§ **WRITTEN INSTRUCTION**
From the entries that follow, pick out all lines holding "JSON".
::: EXERCISE MATERIAL :::
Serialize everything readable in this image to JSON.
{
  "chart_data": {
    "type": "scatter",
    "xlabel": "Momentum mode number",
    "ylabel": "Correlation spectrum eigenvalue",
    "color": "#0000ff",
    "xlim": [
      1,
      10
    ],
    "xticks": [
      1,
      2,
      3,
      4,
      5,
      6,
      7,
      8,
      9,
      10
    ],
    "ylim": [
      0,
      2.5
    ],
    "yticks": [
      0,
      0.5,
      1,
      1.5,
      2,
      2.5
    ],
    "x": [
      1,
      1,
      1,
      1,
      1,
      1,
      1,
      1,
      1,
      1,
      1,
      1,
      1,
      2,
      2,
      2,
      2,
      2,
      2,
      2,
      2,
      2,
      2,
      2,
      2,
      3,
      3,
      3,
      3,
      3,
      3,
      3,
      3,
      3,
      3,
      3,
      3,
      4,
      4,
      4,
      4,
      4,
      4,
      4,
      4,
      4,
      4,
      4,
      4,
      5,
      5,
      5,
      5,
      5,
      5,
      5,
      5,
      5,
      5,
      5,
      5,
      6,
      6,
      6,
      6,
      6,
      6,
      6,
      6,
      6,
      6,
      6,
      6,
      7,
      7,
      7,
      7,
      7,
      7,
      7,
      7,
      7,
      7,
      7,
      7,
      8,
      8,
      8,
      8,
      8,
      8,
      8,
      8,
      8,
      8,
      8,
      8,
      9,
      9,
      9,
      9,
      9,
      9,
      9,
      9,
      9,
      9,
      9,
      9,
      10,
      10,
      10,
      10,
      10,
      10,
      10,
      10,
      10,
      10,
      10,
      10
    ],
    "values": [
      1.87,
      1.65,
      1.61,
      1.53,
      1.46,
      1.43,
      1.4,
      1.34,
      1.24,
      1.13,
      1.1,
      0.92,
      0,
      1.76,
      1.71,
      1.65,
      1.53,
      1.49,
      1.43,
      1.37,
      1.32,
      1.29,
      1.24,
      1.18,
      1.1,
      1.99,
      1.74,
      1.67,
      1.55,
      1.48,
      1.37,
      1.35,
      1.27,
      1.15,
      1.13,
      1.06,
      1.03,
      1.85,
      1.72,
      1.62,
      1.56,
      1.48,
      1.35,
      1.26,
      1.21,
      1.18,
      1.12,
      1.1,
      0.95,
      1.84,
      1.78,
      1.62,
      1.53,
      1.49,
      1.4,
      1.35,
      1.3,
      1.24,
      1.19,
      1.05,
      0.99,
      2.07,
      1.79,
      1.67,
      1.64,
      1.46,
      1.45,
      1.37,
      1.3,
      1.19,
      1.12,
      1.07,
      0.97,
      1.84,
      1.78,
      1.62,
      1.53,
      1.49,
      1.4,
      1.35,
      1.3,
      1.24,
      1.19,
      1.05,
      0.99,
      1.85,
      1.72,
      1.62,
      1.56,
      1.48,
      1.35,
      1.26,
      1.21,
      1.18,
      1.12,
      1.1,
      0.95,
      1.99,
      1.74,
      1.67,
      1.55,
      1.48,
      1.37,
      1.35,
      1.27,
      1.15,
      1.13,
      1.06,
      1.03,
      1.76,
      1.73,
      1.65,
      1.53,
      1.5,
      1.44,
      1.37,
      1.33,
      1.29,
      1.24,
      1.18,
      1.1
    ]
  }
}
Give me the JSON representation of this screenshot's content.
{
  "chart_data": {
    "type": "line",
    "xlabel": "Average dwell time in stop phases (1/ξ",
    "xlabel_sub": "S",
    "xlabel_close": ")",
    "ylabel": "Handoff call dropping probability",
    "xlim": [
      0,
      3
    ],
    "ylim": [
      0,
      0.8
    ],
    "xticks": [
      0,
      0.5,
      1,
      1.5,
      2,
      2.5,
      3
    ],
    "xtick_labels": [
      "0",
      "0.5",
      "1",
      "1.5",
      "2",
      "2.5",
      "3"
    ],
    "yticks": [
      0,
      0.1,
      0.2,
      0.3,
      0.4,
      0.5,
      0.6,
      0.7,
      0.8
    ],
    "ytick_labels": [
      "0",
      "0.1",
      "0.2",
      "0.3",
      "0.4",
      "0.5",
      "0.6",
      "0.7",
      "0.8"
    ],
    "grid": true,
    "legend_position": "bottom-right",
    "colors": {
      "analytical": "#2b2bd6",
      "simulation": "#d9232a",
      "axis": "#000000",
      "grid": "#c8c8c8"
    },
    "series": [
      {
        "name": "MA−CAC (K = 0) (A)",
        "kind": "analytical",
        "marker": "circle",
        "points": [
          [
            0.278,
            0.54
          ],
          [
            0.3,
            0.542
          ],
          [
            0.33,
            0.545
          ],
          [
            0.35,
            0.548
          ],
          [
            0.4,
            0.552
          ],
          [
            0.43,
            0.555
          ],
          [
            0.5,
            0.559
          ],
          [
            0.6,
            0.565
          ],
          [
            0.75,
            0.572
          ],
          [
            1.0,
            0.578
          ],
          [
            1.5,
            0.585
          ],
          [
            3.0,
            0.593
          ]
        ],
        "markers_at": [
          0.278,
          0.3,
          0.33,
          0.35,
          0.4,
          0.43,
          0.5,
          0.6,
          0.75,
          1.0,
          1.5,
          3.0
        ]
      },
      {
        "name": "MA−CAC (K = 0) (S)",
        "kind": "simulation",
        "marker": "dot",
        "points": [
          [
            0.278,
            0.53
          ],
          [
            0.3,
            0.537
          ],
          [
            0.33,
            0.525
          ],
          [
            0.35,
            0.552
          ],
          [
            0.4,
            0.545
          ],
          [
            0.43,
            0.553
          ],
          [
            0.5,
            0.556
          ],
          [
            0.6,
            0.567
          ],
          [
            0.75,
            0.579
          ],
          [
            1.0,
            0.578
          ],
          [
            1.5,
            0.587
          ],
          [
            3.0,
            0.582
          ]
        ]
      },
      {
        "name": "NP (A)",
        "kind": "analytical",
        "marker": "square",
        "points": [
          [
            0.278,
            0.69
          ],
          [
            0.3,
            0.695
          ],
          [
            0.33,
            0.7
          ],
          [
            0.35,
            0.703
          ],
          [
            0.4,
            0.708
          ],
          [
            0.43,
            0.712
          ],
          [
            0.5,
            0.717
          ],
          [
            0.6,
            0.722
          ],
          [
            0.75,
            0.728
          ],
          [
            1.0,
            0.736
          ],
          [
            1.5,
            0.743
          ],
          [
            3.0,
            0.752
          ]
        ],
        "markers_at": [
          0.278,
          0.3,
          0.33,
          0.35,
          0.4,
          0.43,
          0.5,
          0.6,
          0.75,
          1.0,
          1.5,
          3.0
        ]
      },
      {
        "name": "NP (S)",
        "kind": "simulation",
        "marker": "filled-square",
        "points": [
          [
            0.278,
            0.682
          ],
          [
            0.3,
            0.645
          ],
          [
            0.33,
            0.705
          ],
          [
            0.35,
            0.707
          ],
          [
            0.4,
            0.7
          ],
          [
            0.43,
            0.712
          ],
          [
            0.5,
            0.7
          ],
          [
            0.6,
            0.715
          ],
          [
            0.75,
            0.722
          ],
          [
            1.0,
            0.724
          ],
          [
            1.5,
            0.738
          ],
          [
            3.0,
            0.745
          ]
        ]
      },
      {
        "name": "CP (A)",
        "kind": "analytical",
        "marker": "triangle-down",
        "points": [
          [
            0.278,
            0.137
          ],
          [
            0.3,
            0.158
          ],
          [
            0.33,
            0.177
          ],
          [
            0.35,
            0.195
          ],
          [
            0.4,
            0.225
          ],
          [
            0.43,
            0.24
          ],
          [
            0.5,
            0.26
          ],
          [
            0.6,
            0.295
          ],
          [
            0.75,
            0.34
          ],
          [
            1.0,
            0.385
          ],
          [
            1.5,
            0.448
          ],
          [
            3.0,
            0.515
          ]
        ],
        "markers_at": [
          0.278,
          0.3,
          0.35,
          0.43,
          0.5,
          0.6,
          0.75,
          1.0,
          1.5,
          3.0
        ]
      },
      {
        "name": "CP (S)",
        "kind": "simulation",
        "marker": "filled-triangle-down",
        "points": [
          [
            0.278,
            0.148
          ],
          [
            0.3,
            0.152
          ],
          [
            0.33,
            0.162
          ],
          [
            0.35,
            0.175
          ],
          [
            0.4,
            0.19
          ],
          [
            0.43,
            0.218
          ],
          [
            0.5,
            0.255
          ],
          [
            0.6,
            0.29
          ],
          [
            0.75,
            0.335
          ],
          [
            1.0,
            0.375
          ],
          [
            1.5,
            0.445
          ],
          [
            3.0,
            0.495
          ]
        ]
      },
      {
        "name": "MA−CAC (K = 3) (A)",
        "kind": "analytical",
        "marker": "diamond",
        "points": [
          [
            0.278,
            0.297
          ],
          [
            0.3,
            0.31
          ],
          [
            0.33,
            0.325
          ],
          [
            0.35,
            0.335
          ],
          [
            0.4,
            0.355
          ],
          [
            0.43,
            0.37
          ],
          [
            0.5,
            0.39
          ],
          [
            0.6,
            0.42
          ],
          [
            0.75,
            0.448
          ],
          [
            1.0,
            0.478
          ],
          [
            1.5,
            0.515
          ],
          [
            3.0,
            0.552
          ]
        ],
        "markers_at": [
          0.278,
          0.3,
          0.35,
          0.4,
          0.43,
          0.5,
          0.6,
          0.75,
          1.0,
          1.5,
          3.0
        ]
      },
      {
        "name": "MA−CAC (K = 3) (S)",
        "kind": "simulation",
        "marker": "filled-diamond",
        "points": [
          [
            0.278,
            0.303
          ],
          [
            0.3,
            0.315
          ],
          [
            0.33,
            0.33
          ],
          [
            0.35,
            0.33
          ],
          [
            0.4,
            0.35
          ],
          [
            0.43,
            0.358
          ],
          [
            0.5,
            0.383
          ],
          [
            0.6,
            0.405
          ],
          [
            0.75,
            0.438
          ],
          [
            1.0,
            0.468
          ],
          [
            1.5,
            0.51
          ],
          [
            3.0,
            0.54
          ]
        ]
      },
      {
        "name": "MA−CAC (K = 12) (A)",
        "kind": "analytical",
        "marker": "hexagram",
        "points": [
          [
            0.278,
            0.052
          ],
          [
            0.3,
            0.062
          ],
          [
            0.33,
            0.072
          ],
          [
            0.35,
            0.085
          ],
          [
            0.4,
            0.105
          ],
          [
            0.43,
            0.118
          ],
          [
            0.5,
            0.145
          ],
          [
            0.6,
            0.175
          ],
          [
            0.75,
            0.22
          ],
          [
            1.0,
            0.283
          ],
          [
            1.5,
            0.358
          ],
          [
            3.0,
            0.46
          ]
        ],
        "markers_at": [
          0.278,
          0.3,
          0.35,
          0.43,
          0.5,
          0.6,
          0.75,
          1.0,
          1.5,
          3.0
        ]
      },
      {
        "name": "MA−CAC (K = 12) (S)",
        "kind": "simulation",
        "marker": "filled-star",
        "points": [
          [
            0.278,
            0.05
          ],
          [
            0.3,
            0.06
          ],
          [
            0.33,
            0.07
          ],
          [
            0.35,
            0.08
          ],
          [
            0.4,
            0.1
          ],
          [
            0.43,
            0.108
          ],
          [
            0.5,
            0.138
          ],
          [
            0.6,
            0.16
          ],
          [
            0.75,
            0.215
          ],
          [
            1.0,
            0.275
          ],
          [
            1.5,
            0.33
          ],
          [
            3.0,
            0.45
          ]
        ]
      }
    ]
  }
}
:::
§ **RESPONSE TO THE EXERCISE**
Serialize everything readable in this image to JSON.
Give me the JSON representation of this screenshot's content.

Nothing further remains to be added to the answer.